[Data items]
============

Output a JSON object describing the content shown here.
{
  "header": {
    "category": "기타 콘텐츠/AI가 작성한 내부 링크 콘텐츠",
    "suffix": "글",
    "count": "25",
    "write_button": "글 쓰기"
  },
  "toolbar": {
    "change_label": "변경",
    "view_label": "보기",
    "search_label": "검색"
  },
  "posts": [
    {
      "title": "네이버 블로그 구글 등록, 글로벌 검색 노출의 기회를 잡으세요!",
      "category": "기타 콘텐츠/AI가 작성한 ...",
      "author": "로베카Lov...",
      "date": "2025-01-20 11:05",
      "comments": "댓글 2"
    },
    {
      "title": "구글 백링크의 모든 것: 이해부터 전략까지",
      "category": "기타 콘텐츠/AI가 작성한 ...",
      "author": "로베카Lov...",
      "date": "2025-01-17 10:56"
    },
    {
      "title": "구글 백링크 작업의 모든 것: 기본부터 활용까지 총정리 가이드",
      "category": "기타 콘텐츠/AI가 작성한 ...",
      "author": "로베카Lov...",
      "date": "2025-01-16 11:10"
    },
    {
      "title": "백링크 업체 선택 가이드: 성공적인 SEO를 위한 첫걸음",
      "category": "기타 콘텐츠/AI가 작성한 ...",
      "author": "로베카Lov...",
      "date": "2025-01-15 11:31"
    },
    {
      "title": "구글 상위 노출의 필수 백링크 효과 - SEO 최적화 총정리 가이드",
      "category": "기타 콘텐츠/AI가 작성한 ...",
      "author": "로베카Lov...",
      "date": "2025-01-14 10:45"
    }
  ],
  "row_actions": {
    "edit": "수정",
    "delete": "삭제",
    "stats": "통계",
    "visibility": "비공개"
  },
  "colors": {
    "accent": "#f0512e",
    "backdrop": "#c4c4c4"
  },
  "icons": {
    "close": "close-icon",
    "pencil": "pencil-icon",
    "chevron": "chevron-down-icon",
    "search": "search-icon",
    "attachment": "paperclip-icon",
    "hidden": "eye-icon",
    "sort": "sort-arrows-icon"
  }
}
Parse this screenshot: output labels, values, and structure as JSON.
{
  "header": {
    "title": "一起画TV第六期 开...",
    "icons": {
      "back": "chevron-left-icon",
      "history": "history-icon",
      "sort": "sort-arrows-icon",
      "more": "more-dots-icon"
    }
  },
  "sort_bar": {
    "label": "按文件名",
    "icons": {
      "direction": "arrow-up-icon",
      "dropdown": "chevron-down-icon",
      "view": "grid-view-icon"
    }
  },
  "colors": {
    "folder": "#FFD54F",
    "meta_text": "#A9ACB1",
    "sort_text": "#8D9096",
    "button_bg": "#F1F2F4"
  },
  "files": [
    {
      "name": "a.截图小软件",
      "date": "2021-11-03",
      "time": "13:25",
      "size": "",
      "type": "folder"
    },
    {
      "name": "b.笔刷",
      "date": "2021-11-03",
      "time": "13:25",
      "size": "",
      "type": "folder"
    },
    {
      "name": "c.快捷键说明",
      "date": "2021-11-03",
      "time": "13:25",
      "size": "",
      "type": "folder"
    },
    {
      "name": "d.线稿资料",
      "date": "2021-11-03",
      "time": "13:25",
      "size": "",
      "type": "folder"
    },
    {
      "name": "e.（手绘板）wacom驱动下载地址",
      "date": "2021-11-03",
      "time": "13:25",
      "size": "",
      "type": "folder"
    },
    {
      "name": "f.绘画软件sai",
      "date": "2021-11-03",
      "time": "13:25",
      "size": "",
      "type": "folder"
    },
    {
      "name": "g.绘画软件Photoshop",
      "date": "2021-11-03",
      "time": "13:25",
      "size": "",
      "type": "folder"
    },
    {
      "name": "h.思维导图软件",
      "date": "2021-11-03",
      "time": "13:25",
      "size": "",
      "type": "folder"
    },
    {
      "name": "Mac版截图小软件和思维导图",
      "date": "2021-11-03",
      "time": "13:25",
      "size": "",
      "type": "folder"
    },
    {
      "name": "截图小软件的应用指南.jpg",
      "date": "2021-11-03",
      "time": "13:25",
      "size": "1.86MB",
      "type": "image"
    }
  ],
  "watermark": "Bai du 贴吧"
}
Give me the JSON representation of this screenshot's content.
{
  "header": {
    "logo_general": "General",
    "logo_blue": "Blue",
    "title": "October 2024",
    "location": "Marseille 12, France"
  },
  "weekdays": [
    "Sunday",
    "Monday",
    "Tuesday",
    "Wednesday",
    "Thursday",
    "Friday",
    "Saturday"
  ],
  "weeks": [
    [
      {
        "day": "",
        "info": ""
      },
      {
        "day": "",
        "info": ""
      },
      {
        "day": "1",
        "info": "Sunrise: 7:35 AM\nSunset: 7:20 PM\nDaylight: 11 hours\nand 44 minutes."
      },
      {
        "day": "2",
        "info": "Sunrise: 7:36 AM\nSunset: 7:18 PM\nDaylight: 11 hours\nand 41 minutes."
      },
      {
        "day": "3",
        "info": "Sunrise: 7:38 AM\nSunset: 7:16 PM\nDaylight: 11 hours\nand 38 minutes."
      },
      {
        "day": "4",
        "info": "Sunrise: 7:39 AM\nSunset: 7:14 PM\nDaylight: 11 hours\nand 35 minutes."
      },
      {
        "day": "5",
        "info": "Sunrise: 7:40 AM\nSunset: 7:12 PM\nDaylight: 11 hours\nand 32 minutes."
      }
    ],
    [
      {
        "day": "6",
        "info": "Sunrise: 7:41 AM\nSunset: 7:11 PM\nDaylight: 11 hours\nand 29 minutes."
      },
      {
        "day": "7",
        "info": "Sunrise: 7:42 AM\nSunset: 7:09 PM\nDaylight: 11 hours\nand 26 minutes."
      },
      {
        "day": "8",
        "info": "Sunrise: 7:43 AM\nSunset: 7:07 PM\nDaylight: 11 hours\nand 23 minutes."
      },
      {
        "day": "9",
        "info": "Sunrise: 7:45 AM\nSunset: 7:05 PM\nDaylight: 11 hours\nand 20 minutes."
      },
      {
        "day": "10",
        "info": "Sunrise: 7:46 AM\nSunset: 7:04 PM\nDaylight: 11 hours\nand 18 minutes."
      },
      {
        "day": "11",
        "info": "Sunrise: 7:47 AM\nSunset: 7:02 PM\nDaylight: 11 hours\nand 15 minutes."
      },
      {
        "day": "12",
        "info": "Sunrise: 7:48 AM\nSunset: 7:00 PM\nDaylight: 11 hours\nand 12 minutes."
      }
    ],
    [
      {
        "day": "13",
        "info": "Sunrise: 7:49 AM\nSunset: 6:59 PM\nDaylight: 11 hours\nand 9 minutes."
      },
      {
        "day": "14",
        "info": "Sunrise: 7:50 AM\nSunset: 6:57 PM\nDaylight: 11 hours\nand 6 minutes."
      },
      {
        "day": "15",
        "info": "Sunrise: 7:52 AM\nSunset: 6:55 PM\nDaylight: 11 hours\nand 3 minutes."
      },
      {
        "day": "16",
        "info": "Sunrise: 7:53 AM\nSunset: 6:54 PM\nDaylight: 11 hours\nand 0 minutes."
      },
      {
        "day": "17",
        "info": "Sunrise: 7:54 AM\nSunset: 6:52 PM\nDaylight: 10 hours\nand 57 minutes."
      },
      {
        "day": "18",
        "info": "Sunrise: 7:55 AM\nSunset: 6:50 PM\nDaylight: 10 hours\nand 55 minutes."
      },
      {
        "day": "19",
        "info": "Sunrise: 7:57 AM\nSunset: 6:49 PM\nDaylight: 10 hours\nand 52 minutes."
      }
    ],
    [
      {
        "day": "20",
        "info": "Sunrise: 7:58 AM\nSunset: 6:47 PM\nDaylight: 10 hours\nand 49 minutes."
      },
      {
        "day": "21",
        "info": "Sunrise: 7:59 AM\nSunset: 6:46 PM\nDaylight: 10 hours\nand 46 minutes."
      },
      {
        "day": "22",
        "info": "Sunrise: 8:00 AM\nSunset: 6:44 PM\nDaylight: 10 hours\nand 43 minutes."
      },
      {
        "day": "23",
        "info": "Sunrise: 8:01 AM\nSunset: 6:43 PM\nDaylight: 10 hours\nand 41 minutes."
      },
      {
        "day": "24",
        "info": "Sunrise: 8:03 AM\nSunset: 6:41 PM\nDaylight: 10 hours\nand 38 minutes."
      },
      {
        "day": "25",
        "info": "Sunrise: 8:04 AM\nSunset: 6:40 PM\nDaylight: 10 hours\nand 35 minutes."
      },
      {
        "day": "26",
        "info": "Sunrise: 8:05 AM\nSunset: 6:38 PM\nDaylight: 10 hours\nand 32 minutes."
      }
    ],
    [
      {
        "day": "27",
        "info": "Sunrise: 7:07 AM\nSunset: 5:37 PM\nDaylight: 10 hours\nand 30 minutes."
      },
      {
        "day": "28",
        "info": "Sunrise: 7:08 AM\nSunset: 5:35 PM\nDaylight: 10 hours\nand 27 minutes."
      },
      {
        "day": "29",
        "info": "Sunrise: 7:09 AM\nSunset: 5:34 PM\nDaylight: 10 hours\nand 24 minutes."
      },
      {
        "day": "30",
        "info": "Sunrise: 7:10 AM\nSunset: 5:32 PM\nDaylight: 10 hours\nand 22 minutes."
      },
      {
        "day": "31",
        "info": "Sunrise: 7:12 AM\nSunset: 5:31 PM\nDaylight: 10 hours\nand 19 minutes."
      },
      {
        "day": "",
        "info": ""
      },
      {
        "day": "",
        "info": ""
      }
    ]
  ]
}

============

PROBLEM TO WORK ON: Out of the material above, gather each line where "arrows" appears.

ANSWER BELOW:
    "sort": "sort-arrows-icon"
      "sort": "sort-arrows-icon",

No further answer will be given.